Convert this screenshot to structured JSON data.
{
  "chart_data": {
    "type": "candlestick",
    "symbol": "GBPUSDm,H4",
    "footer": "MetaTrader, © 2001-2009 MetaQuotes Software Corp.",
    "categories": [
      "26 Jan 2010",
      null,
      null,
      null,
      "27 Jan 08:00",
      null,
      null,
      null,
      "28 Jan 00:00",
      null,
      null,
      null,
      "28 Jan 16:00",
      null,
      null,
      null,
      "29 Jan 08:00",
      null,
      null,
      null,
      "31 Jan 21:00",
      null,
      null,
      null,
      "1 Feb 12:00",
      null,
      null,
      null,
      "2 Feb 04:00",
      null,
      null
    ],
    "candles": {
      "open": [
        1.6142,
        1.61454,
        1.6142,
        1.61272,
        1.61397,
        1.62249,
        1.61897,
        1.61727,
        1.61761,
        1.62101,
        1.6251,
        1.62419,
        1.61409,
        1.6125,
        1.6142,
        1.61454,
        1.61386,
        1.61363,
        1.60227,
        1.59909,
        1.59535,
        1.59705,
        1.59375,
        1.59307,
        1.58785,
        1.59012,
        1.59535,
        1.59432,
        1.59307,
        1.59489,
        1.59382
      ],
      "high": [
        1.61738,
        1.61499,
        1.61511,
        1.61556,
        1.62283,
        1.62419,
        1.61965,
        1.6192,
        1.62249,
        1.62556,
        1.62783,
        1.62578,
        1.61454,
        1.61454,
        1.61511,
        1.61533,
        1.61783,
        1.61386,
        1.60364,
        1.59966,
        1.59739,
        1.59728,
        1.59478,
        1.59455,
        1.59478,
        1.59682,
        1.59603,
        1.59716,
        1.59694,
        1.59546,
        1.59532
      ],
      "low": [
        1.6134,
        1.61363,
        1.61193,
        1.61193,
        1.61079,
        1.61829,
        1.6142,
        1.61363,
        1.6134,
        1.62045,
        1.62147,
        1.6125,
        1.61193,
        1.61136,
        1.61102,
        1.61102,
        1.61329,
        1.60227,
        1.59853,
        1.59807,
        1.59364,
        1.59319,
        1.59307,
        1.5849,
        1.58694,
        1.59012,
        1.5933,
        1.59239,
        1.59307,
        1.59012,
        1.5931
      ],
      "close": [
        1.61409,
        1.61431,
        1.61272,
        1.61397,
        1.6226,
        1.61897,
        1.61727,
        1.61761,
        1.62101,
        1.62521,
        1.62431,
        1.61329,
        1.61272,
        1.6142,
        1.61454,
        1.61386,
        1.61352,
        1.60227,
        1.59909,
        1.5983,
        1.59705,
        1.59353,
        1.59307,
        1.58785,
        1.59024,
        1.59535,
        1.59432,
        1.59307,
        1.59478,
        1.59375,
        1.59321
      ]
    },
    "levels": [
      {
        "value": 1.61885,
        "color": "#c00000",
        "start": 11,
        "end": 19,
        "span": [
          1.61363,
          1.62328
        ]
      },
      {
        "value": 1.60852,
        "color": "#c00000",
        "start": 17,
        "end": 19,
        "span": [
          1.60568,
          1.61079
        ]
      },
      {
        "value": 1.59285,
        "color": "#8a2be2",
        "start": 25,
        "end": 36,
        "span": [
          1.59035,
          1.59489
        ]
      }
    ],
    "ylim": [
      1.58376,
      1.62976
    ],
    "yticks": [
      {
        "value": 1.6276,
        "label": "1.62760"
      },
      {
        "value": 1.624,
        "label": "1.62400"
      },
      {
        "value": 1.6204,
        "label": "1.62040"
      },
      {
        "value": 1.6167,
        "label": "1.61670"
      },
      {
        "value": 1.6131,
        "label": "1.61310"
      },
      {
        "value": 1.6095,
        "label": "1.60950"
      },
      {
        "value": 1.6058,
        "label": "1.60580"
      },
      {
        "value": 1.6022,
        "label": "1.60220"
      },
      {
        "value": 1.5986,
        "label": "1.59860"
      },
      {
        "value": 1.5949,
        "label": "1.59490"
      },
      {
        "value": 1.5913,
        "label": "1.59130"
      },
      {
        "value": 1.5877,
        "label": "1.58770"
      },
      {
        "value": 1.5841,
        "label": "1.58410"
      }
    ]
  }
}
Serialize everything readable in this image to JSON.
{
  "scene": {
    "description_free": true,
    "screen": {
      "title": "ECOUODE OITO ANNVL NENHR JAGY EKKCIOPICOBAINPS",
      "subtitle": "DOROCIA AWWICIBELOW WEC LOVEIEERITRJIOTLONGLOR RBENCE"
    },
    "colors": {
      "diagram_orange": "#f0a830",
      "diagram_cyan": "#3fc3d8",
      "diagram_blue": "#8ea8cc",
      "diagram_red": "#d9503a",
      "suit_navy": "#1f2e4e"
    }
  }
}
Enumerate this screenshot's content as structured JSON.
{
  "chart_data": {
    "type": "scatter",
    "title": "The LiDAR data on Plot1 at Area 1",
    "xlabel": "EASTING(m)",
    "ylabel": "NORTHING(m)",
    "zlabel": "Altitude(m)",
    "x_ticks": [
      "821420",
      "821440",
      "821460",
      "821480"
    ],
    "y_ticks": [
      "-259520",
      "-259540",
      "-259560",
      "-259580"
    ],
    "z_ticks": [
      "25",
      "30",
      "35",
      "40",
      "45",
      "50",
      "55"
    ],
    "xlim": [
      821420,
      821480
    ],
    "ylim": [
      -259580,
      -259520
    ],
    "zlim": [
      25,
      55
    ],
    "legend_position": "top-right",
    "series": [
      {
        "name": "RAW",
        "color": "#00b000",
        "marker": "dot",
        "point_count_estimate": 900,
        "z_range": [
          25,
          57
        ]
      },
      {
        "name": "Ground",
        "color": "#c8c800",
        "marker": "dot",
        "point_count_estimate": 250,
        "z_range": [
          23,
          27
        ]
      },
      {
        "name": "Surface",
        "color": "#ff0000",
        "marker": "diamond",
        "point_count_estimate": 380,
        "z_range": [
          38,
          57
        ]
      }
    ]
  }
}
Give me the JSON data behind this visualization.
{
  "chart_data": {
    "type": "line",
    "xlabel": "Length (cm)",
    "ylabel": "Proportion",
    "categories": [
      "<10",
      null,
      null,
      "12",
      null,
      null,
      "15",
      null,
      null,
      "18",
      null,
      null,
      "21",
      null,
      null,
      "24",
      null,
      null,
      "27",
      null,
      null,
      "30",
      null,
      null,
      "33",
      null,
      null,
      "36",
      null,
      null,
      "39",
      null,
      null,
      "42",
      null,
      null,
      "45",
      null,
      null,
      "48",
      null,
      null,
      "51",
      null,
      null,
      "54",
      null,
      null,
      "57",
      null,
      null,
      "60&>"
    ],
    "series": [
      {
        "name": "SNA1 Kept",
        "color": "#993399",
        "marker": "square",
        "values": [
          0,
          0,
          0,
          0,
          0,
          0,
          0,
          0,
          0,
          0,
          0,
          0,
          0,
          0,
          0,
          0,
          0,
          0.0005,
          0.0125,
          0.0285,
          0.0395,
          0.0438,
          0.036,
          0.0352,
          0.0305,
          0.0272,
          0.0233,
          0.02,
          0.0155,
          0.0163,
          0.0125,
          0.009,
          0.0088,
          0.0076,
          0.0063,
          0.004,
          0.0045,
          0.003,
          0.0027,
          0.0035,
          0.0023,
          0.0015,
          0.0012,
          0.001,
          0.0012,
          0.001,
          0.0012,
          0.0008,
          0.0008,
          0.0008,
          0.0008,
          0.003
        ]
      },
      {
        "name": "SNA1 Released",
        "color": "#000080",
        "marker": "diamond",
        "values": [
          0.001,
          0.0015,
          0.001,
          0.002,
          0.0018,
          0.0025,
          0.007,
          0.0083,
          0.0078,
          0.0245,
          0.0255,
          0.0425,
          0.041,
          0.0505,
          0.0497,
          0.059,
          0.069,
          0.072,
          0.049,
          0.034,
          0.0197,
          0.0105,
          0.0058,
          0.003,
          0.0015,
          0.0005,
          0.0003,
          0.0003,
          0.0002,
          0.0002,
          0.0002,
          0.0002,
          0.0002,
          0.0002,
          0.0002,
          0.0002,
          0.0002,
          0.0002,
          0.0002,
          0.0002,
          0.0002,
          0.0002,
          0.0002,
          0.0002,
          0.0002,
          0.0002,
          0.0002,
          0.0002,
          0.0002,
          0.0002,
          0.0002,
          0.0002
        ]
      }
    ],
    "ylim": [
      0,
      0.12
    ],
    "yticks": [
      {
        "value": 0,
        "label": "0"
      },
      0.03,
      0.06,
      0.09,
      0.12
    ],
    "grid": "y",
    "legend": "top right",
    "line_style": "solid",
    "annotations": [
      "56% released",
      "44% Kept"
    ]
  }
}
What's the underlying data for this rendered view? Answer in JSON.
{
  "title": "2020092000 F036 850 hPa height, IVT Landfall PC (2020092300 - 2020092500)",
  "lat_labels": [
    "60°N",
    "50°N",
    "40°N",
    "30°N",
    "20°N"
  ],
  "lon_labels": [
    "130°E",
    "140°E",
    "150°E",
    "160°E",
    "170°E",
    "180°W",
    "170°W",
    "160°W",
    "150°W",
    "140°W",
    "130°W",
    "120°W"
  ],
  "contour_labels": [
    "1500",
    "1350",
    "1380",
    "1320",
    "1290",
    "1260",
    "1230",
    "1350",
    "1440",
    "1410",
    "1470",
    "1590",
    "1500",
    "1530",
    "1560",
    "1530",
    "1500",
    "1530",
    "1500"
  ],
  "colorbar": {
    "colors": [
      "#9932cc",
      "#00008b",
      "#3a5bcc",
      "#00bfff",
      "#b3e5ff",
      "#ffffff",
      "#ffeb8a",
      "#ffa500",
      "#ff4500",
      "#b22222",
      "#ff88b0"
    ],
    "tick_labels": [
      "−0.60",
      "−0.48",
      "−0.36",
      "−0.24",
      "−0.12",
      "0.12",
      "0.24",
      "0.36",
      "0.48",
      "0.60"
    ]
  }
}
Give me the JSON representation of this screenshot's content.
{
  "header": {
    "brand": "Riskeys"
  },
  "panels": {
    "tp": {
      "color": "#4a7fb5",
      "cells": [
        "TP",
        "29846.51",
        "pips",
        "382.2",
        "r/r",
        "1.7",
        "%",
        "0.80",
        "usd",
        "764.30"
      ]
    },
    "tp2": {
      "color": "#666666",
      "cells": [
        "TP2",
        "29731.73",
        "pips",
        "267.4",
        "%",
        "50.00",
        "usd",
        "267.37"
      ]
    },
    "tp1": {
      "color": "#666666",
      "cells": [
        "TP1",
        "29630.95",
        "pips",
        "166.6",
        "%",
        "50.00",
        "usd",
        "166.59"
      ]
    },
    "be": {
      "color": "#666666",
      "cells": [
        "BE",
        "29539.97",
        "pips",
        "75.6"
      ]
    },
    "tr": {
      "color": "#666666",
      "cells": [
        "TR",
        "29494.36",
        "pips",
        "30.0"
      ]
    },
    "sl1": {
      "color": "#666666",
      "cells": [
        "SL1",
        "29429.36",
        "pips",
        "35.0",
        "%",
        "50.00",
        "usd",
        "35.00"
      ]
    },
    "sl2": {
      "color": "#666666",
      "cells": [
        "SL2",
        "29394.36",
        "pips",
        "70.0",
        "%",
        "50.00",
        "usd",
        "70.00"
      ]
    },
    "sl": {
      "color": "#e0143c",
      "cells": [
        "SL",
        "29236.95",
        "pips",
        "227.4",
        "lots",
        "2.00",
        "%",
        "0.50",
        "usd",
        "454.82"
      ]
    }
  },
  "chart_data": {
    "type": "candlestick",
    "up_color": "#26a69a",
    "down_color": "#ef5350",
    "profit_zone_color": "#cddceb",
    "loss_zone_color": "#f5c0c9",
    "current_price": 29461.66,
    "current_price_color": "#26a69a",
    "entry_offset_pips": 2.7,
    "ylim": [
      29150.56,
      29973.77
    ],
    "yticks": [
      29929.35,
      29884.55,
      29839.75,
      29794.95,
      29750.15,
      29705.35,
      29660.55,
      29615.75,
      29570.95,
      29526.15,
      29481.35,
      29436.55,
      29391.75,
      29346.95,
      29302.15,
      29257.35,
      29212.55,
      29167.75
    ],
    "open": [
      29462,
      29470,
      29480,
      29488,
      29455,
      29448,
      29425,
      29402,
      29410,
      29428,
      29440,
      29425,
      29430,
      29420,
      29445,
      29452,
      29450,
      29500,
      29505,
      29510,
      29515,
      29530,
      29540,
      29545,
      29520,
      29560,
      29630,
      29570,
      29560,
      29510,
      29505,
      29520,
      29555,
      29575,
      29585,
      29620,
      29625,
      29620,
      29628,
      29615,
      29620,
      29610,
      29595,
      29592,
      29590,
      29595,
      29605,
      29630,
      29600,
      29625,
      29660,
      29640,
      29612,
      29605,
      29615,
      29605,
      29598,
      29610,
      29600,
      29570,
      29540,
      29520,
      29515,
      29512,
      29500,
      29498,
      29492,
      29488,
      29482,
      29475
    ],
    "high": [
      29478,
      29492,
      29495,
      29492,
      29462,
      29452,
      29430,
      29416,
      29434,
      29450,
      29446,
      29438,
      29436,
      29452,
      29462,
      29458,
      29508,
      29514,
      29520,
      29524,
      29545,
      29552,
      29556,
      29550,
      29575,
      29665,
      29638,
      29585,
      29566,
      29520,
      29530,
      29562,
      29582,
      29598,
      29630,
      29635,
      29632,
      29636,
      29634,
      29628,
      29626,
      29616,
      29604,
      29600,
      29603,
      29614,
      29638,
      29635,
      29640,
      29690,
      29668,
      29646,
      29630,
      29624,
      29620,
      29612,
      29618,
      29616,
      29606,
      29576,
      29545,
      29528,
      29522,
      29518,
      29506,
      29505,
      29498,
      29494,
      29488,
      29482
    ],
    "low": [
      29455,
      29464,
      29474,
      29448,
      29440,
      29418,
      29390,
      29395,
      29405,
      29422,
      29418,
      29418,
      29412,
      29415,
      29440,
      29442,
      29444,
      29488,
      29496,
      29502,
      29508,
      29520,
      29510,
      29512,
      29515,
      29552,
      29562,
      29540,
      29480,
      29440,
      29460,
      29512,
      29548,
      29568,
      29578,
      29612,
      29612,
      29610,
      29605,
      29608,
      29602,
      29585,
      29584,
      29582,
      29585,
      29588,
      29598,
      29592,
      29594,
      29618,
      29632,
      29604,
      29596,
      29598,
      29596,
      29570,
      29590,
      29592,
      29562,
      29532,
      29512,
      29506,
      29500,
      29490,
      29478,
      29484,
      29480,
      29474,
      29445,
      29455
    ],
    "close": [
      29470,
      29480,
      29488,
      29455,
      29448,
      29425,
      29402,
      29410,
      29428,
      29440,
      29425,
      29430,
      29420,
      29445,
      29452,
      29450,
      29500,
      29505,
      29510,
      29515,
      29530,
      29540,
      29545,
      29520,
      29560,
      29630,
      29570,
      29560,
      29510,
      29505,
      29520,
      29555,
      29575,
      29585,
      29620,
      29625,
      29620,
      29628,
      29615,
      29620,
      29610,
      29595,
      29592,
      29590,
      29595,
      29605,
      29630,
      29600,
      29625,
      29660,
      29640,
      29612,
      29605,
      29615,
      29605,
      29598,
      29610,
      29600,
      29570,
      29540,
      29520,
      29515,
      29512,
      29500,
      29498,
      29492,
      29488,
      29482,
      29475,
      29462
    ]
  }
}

» STATED PROBLEM:
Take each line containing the string "content" and copy it out.

» EXERCISE RESPONSE:
Enumerate this screenshot's content as structured JSON.
Give me the JSON representation of this screenshot's content.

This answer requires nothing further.